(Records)
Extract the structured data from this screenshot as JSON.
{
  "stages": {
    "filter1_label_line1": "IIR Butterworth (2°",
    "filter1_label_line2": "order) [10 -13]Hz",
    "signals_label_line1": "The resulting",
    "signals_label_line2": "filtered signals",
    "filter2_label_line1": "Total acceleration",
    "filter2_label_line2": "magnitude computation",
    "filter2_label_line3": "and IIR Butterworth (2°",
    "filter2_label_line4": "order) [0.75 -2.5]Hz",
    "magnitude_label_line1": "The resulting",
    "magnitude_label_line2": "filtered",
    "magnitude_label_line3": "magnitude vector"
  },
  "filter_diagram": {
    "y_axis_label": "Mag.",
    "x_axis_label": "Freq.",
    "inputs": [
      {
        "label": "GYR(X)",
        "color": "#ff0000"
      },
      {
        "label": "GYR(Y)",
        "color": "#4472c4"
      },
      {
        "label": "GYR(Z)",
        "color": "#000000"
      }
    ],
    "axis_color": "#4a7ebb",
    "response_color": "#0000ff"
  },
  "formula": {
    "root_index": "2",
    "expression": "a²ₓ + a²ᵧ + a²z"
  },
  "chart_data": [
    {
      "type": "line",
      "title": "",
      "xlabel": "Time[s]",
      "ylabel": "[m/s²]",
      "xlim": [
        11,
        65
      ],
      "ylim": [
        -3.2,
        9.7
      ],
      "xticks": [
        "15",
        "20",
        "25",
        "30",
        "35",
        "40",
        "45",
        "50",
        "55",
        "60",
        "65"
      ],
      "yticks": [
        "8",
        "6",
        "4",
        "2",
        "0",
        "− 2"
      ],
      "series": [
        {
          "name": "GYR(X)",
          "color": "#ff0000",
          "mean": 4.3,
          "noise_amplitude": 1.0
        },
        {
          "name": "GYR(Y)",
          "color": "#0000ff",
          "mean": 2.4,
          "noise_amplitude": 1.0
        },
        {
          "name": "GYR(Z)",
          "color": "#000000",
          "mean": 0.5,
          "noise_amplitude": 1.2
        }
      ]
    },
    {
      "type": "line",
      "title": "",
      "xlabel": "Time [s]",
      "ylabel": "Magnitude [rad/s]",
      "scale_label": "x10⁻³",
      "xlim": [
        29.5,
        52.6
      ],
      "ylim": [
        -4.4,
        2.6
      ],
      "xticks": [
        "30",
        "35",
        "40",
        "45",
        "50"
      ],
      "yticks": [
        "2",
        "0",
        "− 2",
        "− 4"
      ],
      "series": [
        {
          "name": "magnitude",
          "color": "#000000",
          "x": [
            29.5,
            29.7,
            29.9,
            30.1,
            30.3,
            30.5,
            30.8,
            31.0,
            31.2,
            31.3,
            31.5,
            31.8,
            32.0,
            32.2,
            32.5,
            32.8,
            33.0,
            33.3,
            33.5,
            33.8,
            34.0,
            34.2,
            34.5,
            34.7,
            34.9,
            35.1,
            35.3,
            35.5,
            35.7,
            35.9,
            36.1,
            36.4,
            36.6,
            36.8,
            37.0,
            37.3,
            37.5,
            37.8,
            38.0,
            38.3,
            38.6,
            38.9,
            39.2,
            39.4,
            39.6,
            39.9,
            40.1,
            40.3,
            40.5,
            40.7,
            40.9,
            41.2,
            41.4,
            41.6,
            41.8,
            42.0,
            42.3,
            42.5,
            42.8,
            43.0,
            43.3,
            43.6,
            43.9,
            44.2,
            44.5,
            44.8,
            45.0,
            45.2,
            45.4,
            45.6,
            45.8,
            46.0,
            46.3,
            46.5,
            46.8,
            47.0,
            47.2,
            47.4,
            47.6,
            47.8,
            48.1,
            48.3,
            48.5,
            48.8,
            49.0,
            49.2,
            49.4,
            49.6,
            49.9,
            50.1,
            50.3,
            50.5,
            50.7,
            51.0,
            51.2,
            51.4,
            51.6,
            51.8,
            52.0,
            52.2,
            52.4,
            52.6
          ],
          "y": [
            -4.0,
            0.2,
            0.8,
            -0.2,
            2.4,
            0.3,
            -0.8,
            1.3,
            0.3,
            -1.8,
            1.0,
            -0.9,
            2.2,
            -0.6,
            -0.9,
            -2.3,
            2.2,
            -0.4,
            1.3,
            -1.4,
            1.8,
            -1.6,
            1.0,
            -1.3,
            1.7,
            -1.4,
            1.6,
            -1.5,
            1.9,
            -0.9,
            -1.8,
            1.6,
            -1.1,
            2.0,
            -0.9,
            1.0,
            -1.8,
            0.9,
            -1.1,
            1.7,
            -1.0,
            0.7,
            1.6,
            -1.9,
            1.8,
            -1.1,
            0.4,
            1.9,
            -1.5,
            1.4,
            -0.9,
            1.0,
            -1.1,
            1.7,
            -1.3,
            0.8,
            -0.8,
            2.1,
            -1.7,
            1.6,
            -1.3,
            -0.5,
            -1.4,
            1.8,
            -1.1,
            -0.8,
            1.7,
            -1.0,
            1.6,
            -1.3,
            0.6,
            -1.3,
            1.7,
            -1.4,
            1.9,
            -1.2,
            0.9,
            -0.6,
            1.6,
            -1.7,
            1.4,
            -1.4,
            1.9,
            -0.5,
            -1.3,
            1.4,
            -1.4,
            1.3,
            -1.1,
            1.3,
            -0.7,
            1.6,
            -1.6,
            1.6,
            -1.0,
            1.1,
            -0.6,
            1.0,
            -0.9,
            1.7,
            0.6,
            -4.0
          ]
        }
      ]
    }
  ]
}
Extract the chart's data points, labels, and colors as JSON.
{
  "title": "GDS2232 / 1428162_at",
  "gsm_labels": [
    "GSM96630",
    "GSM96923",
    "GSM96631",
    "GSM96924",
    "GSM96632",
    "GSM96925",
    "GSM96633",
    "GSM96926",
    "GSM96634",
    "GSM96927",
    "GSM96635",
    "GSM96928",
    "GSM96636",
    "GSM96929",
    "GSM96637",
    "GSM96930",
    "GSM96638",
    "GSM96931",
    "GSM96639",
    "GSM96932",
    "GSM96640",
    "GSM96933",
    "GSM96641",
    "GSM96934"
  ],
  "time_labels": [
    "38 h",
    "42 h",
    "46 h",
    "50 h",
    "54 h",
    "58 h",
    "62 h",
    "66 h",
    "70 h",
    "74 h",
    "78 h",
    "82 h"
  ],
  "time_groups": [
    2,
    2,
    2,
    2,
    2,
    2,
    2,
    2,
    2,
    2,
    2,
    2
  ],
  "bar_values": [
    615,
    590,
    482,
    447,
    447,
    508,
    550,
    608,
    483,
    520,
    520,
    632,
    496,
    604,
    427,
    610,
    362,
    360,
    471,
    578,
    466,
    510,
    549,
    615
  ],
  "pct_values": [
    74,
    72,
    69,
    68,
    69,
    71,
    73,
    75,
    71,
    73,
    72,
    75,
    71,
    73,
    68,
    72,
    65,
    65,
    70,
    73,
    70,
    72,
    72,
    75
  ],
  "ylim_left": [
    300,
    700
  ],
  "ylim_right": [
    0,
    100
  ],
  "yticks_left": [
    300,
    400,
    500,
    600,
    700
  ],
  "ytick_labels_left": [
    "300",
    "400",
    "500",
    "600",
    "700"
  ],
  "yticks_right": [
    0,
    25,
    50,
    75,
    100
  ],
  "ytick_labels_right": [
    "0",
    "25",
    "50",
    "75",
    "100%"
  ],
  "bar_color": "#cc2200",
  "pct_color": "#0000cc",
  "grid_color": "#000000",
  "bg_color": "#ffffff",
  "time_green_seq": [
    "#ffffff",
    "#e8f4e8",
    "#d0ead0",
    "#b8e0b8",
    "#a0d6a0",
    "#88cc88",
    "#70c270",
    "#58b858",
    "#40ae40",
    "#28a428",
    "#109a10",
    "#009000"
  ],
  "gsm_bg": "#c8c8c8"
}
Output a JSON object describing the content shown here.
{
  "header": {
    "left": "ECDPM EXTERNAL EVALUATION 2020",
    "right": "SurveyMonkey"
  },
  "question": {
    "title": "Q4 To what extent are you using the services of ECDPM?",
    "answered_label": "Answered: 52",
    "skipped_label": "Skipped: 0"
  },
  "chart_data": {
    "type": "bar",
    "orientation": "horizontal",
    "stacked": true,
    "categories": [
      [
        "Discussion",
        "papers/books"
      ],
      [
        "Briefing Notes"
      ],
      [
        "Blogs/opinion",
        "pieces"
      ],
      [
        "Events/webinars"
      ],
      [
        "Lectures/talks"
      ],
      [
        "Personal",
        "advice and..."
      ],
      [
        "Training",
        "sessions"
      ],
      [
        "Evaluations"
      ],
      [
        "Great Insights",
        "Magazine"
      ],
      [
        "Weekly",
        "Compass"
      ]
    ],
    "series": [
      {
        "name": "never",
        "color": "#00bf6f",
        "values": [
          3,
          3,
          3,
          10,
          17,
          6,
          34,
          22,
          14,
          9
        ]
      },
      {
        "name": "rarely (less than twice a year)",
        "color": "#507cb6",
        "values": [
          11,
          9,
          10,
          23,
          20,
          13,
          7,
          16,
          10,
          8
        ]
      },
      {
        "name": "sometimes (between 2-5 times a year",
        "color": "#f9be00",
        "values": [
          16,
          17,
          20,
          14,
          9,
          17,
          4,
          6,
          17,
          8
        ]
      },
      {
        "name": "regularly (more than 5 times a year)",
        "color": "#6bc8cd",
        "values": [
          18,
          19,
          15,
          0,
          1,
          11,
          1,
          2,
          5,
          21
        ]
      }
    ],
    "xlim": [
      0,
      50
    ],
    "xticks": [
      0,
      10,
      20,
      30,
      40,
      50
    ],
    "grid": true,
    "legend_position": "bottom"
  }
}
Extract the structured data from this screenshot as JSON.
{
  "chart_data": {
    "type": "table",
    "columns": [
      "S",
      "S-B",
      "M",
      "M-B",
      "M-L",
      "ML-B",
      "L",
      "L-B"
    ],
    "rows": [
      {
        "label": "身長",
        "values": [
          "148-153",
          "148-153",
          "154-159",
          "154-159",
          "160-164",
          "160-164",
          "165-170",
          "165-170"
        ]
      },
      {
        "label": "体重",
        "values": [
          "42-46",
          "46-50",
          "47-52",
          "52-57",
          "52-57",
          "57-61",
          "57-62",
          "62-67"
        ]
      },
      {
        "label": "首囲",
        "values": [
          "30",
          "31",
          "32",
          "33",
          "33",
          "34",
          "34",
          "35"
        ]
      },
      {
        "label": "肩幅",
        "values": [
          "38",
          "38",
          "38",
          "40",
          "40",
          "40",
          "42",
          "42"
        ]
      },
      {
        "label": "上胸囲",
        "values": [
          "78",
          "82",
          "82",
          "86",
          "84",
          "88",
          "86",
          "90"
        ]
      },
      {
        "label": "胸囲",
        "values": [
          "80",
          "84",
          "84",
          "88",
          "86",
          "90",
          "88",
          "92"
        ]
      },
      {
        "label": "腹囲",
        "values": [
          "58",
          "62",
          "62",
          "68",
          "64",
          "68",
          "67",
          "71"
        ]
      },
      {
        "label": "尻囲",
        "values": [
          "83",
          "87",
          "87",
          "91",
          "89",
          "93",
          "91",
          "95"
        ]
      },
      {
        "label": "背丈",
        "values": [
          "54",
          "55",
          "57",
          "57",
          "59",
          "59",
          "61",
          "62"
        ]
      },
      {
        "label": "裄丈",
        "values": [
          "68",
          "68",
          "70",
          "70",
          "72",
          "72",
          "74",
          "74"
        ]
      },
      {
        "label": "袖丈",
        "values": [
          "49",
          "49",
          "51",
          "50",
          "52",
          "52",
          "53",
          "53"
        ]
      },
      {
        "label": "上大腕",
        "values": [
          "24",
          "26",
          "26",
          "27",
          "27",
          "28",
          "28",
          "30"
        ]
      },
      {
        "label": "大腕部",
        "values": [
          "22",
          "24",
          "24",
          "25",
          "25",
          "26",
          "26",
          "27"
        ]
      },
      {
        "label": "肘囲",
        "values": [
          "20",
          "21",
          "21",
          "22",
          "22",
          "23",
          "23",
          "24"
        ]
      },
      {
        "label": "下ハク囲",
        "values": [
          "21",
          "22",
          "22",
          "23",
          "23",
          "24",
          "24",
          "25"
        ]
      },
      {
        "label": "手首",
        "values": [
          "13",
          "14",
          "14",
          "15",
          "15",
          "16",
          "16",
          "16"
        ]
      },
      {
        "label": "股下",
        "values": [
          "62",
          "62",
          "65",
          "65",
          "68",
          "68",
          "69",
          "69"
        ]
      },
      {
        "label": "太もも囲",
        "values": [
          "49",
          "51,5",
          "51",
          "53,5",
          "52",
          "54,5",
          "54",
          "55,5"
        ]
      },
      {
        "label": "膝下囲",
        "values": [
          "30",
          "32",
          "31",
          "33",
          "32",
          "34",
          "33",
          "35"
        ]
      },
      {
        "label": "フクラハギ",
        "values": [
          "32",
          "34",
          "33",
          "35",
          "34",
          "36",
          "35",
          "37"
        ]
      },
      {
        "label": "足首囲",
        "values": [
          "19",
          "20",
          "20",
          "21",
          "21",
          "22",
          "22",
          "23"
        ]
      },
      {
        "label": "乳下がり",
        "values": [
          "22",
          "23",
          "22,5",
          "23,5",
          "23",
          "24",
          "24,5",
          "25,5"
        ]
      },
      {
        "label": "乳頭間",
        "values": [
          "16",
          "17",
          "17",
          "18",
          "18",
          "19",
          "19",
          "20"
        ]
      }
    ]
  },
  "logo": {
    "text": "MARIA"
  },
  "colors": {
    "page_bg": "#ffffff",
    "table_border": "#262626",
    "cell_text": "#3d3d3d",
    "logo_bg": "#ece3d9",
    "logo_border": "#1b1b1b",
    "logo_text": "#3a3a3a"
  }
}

▶ PROBLEM REQUIREMENTS:
Return every line in the listing that contains the word "Butterworth".

▶ WORKED ANSWER:
    "filter1_label_line1": "IIR Butterworth (2°",
    "filter2_label_line3": "and IIR Butterworth (2°",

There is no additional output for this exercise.